==== PROVIDED DATA ====

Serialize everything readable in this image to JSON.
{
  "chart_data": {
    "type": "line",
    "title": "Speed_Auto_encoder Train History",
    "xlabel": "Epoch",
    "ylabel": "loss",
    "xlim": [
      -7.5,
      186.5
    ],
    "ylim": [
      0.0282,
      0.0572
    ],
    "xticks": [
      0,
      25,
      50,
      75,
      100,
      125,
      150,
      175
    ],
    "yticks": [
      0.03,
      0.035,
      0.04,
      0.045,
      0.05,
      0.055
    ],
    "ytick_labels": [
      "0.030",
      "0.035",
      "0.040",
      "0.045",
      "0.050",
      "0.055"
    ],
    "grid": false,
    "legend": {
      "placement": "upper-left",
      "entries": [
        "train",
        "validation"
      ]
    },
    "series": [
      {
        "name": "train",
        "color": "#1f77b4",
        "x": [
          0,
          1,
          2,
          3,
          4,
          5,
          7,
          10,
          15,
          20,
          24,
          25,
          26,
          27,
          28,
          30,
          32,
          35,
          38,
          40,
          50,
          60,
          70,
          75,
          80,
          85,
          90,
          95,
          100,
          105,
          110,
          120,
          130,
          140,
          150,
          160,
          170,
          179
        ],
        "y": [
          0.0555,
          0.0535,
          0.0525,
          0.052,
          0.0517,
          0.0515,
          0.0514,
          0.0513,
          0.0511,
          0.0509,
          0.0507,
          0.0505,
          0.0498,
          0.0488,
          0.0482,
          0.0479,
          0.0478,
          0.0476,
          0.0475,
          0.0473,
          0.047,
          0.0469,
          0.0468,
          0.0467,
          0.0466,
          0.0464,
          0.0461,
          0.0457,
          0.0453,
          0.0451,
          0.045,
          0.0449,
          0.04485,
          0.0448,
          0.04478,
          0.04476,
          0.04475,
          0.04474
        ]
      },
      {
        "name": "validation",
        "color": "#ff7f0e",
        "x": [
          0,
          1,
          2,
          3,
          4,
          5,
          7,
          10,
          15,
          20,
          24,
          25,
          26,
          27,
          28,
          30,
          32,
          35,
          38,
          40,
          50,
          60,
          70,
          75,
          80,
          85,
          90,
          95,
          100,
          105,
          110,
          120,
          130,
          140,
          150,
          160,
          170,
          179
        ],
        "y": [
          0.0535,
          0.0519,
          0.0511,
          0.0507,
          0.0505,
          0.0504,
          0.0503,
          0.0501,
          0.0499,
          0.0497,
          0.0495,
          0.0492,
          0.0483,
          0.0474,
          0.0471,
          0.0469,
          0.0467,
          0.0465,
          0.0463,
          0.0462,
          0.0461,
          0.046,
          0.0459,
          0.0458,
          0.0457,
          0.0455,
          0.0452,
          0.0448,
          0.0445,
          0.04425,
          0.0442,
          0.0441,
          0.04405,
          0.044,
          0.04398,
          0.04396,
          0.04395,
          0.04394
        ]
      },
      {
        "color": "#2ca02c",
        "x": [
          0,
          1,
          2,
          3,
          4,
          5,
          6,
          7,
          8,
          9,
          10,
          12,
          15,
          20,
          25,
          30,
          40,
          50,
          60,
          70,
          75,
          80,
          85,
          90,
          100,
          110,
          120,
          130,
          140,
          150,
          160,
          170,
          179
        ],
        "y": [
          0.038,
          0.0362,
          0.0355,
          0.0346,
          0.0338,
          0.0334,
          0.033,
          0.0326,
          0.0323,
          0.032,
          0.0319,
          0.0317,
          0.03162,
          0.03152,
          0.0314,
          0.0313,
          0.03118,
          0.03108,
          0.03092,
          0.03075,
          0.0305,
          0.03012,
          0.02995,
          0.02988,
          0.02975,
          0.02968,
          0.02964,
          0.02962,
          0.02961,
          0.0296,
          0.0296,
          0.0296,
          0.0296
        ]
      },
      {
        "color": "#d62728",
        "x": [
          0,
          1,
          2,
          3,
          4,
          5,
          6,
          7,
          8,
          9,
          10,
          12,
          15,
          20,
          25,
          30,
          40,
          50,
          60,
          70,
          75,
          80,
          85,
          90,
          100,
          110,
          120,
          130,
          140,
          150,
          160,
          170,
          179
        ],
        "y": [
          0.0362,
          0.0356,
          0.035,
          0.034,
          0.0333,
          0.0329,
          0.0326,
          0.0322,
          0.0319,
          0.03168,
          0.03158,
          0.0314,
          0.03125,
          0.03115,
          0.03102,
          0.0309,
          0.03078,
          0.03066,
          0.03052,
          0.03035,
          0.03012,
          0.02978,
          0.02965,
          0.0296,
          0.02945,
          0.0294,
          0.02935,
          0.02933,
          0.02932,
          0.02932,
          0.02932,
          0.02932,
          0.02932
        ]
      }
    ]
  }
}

====

#### TASK DIRECTIONS
Print all of the entries exactly as they are written.

#### SOLUTION TO THIS TASK
Serialize everything readable in this image to JSON.
{
  "chart_data": {
    "type": "line",
    "title": "Speed_Auto_encoder Train History",
    "xlabel": "Epoch",
    "ylabel": "loss",
    "xlim": [
      -7.5,
      186.5
    ],
    "ylim": [
      0.0282,
      0.0572
    ],
    "xticks": [
      0,
      25,
      50,
      75,
      100,
      125,
      150,
      175
    ],
    "yticks": [
      0.03,
      0.035,
      0.04,
      0.045,
      0.05,
      0.055
    ],
    "ytick_labels": [
      "0.030",
      "0.035",
      "0.040",
      "0.045",
      "0.050",
      "0.055"
    ],
    "grid": false,
    "legend": {
      "placement": "upper-left",
      "entries": [
        "train",
        "validation"
      ]
    },
    "series": [
      {
        "name": "train",
        "color": "#1f77b4",
        "x": [
          0,
          1,
          2,
          3,
          4,
          5,
          7,
          10,
          15,
          20,
          24,
          25,
          26,
          27,
          28,
          30,
          32,
          35,
          38,
          40,
          50,
          60,
          70,
          75,
          80,
          85,
          90,
          95,
          100,
          105,
          110,
          120,
          130,
          140,
          150,
          160,
          170,
          179
        ],
        "y": [
          0.0555,
          0.0535,
          0.0525,
          0.052,
          0.0517,
          0.0515,
          0.0514,
          0.0513,
          0.0511,
          0.0509,
          0.0507,
          0.0505,
          0.0498,
          0.0488,
          0.0482,
          0.0479,
          0.0478,
          0.0476,
          0.0475,
          0.0473,
          0.047,
          0.0469,
          0.0468,
          0.0467,
          0.0466,
          0.0464,
          0.0461,
          0.0457,
          0.0453,
          0.0451,
          0.045,
          0.0449,
          0.04485,
          0.0448,
          0.04478,
          0.04476,
          0.04475,
          0.04474
        ]
      },
      {
        "name": "validation",
        "color": "#ff7f0e",
        "x": [
          0,
          1,
          2,
          3,
          4,
          5,
          7,
          10,
          15,
          20,
          24,
          25,
          26,
          27,
          28,
          30,
          32,
          35,
          38,
          40,
          50,
          60,
          70,
          75,
          80,
          85,
          90,
          95,
          100,
          105,
          110,
          120,
          130,
          140,
          150,
          160,
          170,
          179
        ],
        "y": [
          0.0535,
          0.0519,
          0.0511,
          0.0507,
          0.0505,
          0.0504,
          0.0503,
          0.0501,
          0.0499,
          0.0497,
          0.0495,
          0.0492,
          0.0483,
          0.0474,
          0.0471,
          0.0469,
          0.0467,
          0.0465,
          0.0463,
          0.0462,
          0.0461,
          0.046,
          0.0459,
          0.0458,
          0.0457,
          0.0455,
          0.0452,
          0.0448,
          0.0445,
          0.04425,
          0.0442,
          0.0441,
          0.04405,
          0.044,
          0.04398,
          0.04396,
          0.04395,
          0.04394
        ]
      },
      {
        "color": "#2ca02c",
        "x": [
          0,
          1,
          2,
          3,
          4,
          5,
          6,
          7,
          8,
          9,
          10,
          12,
          15,
          20,
          25,
          30,
          40,
          50,
          60,
          70,
          75,
          80,
          85,
          90,
          100,
          110,
          120,
          130,
          140,
          150,
          160,
          170,
          179
        ],
        "y": [
          0.038,
          0.0362,
          0.0355,
          0.0346,
          0.0338,
          0.0334,
          0.033,
          0.0326,
          0.0323,
          0.032,
          0.0319,
          0.0317,
          0.03162,
          0.03152,
          0.0314,
          0.0313,
          0.03118,
          0.03108,
          0.03092,
          0.03075,
          0.0305,
          0.03012,
          0.02995,
          0.02988,
          0.02975,
          0.02968,
          0.02964,
          0.02962,
          0.02961,
          0.0296,
          0.0296,
          0.0296,
          0.0296
        ]
      },
      {
        "color": "#d62728",
        "x": [
          0,
          1,
          2,
          3,
          4,
          5,
          6,
          7,
          8,
          9,
          10,
          12,
          15,
          20,
          25,
          30,
          40,
          50,
          60,
          70,
          75,
          80,
          85,
          90,
          100,
          110,
          120,
          130,
          140,
          150,
          160,
          170,
          179
        ],
        "y": [
          0.0362,
          0.0356,
          0.035,
          0.034,
          0.0333,
          0.0329,
          0.0326,
          0.0322,
          0.0319,
          0.03168,
          0.03158,
          0.0314,
          0.03125,
          0.03115,
          0.03102,
          0.0309,
          0.03078,
          0.03066,
          0.03052,
          0.03035,
          0.03012,
          0.02978,
          0.02965,
          0.0296,
          0.02945,
          0.0294,
          0.02935,
          0.02933,
          0.02932,
          0.02932,
          0.02932,
          0.02932,
          0.02932
        ]
      }
    ]
  }
}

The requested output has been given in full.